**Data for the task:**
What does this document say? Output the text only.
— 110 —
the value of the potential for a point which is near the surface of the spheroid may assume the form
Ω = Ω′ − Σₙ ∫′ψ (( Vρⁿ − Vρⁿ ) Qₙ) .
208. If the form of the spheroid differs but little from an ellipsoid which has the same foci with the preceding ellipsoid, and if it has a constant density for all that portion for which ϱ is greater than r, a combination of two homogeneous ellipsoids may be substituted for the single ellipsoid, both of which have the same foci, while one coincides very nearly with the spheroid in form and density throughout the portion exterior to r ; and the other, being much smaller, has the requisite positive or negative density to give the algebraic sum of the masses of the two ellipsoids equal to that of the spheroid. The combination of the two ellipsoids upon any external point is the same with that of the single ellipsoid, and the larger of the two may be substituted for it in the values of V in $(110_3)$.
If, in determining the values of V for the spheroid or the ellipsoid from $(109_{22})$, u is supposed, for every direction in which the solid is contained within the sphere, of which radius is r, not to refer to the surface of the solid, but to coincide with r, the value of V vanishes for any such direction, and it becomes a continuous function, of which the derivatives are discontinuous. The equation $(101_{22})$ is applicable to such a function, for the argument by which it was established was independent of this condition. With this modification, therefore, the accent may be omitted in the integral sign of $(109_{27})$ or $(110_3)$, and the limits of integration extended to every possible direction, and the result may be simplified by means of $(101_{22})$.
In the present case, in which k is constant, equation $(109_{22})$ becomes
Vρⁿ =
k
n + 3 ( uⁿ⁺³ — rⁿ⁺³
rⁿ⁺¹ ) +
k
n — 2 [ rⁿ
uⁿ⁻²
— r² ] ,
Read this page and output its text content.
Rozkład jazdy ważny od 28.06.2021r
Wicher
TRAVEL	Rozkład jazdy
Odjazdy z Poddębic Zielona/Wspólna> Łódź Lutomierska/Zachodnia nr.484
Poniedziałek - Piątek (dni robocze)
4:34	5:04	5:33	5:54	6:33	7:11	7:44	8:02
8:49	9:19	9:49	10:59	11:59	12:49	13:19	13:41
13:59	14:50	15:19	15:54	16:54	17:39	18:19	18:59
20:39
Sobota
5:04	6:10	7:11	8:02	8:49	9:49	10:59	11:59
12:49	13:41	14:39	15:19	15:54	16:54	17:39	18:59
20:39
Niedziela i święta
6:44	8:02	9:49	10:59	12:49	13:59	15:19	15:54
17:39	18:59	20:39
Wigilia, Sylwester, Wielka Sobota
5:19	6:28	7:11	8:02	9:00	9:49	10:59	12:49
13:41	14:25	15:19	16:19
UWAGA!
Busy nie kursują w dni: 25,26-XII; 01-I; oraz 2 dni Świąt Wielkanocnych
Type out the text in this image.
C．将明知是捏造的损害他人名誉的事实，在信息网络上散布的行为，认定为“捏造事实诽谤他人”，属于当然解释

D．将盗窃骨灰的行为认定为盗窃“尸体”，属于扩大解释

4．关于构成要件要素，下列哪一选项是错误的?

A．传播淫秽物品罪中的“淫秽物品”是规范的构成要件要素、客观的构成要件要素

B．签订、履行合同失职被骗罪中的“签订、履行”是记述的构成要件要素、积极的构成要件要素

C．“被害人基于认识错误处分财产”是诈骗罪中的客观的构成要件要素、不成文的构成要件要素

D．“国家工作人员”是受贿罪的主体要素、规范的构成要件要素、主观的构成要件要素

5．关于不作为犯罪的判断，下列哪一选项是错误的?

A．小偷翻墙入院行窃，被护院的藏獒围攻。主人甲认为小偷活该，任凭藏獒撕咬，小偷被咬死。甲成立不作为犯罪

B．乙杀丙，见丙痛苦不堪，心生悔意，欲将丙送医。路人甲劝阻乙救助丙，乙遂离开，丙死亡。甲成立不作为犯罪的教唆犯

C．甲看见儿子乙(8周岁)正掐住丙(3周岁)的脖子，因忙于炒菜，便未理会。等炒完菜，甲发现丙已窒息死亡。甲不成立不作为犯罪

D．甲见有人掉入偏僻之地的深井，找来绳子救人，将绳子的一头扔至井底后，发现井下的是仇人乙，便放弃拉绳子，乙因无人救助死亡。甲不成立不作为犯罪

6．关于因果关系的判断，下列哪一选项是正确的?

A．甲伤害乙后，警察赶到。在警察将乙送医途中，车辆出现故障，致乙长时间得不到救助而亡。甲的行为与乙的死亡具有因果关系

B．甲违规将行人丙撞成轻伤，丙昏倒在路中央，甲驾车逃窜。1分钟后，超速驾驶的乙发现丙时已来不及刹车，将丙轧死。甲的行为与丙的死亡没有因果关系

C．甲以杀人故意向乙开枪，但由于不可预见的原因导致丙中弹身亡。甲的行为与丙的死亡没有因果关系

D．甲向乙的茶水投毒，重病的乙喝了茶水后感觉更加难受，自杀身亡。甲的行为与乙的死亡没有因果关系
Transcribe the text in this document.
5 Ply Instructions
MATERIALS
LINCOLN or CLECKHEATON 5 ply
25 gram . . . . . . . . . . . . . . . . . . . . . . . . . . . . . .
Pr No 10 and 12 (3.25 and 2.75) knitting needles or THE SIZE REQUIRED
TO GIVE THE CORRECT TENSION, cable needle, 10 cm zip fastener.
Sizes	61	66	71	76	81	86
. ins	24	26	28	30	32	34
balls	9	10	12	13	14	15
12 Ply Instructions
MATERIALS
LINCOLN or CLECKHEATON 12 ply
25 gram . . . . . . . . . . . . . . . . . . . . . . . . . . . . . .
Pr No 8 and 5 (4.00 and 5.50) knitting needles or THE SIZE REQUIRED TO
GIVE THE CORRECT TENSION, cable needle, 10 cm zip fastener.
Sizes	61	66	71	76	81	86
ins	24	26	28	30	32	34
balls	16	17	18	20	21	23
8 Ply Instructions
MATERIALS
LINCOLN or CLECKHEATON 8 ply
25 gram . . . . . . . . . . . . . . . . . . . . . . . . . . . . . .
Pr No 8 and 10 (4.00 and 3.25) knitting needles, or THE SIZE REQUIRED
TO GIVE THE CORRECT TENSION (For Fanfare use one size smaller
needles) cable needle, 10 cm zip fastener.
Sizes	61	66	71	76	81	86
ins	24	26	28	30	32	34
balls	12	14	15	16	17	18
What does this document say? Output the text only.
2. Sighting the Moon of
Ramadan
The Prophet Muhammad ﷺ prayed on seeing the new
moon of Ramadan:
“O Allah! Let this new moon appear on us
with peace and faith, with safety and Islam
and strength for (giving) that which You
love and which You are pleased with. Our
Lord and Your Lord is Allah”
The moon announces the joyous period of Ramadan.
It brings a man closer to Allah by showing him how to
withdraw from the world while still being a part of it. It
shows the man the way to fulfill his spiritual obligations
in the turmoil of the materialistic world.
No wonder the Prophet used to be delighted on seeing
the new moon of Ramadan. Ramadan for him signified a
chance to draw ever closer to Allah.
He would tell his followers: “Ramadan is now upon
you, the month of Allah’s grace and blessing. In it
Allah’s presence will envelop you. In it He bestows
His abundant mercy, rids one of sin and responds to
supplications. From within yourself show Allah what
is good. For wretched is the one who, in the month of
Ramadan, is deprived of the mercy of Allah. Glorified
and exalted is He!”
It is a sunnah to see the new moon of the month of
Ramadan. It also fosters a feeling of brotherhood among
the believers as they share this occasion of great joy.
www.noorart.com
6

**What is required:** Print the records above in full, exactly.

**Response to this task:**
What does this document say? Output the text only.
— 110 —
the value of the potential for a point which is near the surface of the spheroid may assume the form
Ω = Ω′ − Σₙ ∫′ψ (( Vρⁿ − Vρⁿ ) Qₙ) .
208. If the form of the spheroid differs but little from an ellipsoid which has the same foci with the preceding ellipsoid, and if it has a constant density for all that portion for which ϱ is greater than r, a combination of two homogeneous ellipsoids may be substituted for the single ellipsoid, both of which have the same foci, while one coincides very nearly with the spheroid in form and density throughout the portion exterior to r ; and the other, being much smaller, has the requisite positive or negative density to give the algebraic sum of the masses of the two ellipsoids equal to that of the spheroid. The combination of the two ellipsoids upon any external point is the same with that of the single ellipsoid, and the larger of the two may be substituted for it in the values of V in $(110_3)$.
If, in determining the values of V for the spheroid or the ellipsoid from $(109_{22})$, u is supposed, for every direction in which the solid is contained within the sphere, of which radius is r, not to refer to the surface of the solid, but to coincide with r, the value of V vanishes for any such direction, and it becomes a continuous function, of which the derivatives are discontinuous. The equation $(101_{22})$ is applicable to such a function, for the argument by which it was established was independent of this condition. With this modification, therefore, the accent may be omitted in the integral sign of $(109_{27})$ or $(110_3)$, and the limits of integration extended to every possible direction, and the result may be simplified by means of $(101_{22})$.
In the present case, in which k is constant, equation $(109_{22})$ becomes
Vρⁿ =
k
n + 3 ( uⁿ⁺³ — rⁿ⁺³
rⁿ⁺¹ ) +
k
n — 2 [ rⁿ
uⁿ⁻²
— r² ] ,
Read this page and output its text content.
Rozkład jazdy ważny od 28.06.2021r
Wicher
TRAVEL	Rozkład jazdy
Odjazdy z Poddębic Zielona/Wspólna> Łódź Lutomierska/Zachodnia nr.484
Poniedziałek - Piątek (dni robocze)
4:34	5:04	5:33	5:54	6:33	7:11	7:44	8:02
8:49	9:19	9:49	10:59	11:59	12:49	13:19	13:41
13:59	14:50	15:19	15:54	16:54	17:39	18:19	18:59
20:39
Sobota
5:04	6:10	7:11	8:02	8:49	9:49	10:59	11:59
12:49	13:41	14:39	15:19	15:54	16:54	17:39	18:59
20:39
Niedziela i święta
6:44	8:02	9:49	10:59	12:49	13:59	15:19	15:54
17:39	18:59	20:39
Wigilia, Sylwester, Wielka Sobota
5:19	6:28	7:11	8:02	9:00	9:49	10:59	12:49
13:41	14:25	15:19	16:19
UWAGA!
Busy nie kursują w dni: 25,26-XII; 01-I; oraz 2 dni Świąt Wielkanocnych
Type out the text in this image.
C．将明知是捏造的损害他人名誉的事实，在信息网络上散布的行为，认定为“捏造事实诽谤他人”，属于当然解释

D．将盗窃骨灰的行为认定为盗窃“尸体”，属于扩大解释

4．关于构成要件要素，下列哪一选项是错误的?

A．传播淫秽物品罪中的“淫秽物品”是规范的构成要件要素、客观的构成要件要素

B．签订、履行合同失职被骗罪中的“签订、履行”是记述的构成要件要素、积极的构成要件要素

C．“被害人基于认识错误处分财产”是诈骗罪中的客观的构成要件要素、不成文的构成要件要素

D．“国家工作人员”是受贿罪的主体要素、规范的构成要件要素、主观的构成要件要素

5．关于不作为犯罪的判断，下列哪一选项是错误的?

A．小偷翻墙入院行窃，被护院的藏獒围攻。主人甲认为小偷活该，任凭藏獒撕咬，小偷被咬死。甲成立不作为犯罪

B．乙杀丙，见丙痛苦不堪，心生悔意，欲将丙送医。路人甲劝阻乙救助丙，乙遂离开，丙死亡。甲成立不作为犯罪的教唆犯

C．甲看见儿子乙(8周岁)正掐住丙(3周岁)的脖子，因忙于炒菜，便未理会。等炒完菜，甲发现丙已窒息死亡。甲不成立不作为犯罪

D．甲见有人掉入偏僻之地的深井，找来绳子救人，将绳子的一头扔至井底后，发现井下的是仇人乙，便放弃拉绳子，乙因无人救助死亡。甲不成立不作为犯罪

6．关于因果关系的判断，下列哪一选项是正确的?

A．甲伤害乙后，警察赶到。在警察将乙送医途中，车辆出现故障，致乙长时间得不到救助而亡。甲的行为与乙的死亡具有因果关系

B．甲违规将行人丙撞成轻伤，丙昏倒在路中央，甲驾车逃窜。1分钟后，超速驾驶的乙发现丙时已来不及刹车，将丙轧死。甲的行为与丙的死亡没有因果关系

C．甲以杀人故意向乙开枪，但由于不可预见的原因导致丙中弹身亡。甲的行为与丙的死亡没有因果关系

D．甲向乙的茶水投毒，重病的乙喝了茶水后感觉更加难受，自杀身亡。甲的行为与乙的死亡没有因果关系
Transcribe the text in this document.
5 Ply Instructions
MATERIALS
LINCOLN or CLECKHEATON 5 ply
25 gram . . . . . . . . . . . . . . . . . . . . . . . . . . . . . .
Pr No 10 and 12 (3.25 and 2.75) knitting needles or THE SIZE REQUIRED
TO GIVE THE CORRECT TENSION, cable needle, 10 cm zip fastener.
Sizes	61	66	71	76	81	86
. ins	24	26	28	30	32	34
balls	9	10	12	13	14	15
12 Ply Instructions
MATERIALS
LINCOLN or CLECKHEATON 12 ply
25 gram . . . . . . . . . . . . . . . . . . . . . . . . . . . . . .
Pr No 8 and 5 (4.00 and 5.50) knitting needles or THE SIZE REQUIRED TO
GIVE THE CORRECT TENSION, cable needle, 10 cm zip fastener.
Sizes	61	66	71	76	81	86
ins	24	26	28	30	32	34
balls	16	17	18	20	21	23
8 Ply Instructions
MATERIALS
LINCOLN or CLECKHEATON 8 ply
25 gram . . . . . . . . . . . . . . . . . . . . . . . . . . . . . .
Pr No 8 and 10 (4.00 and 3.25) knitting needles, or THE SIZE REQUIRED
TO GIVE THE CORRECT TENSION (For Fanfare use one size smaller
needles) cable needle, 10 cm zip fastener.
Sizes	61	66	71	76	81	86
ins	24	26	28	30	32	34
balls	12	14	15	16	17	18
What does this document say? Output the text only.
2. Sighting the Moon of
Ramadan
The Prophet Muhammad ﷺ prayed on seeing the new
moon of Ramadan:
“O Allah! Let this new moon appear on us
with peace and faith, with safety and Islam
and strength for (giving) that which You
love and which You are pleased with. Our
Lord and Your Lord is Allah”
The moon announces the joyous period of Ramadan.
It brings a man closer to Allah by showing him how to
withdraw from the world while still being a part of it. It
shows the man the way to fulfill his spiritual obligations
in the turmoil of the materialistic world.
No wonder the Prophet used to be delighted on seeing
the new moon of Ramadan. Ramadan for him signified a
chance to draw ever closer to Allah.
He would tell his followers: “Ramadan is now upon
you, the month of Allah’s grace and blessing. In it
Allah’s presence will envelop you. In it He bestows
His abundant mercy, rids one of sin and responds to
supplications. From within yourself show Allah what
is good. For wretched is the one who, in the month of
Ramadan, is deprived of the mercy of Allah. Glorified
and exalted is He!”
It is a sunnah to see the new moon of the month of
Ramadan. It also fosters a feeling of brotherhood among
the believers as they share this occasion of great joy.
www.noorart.com
6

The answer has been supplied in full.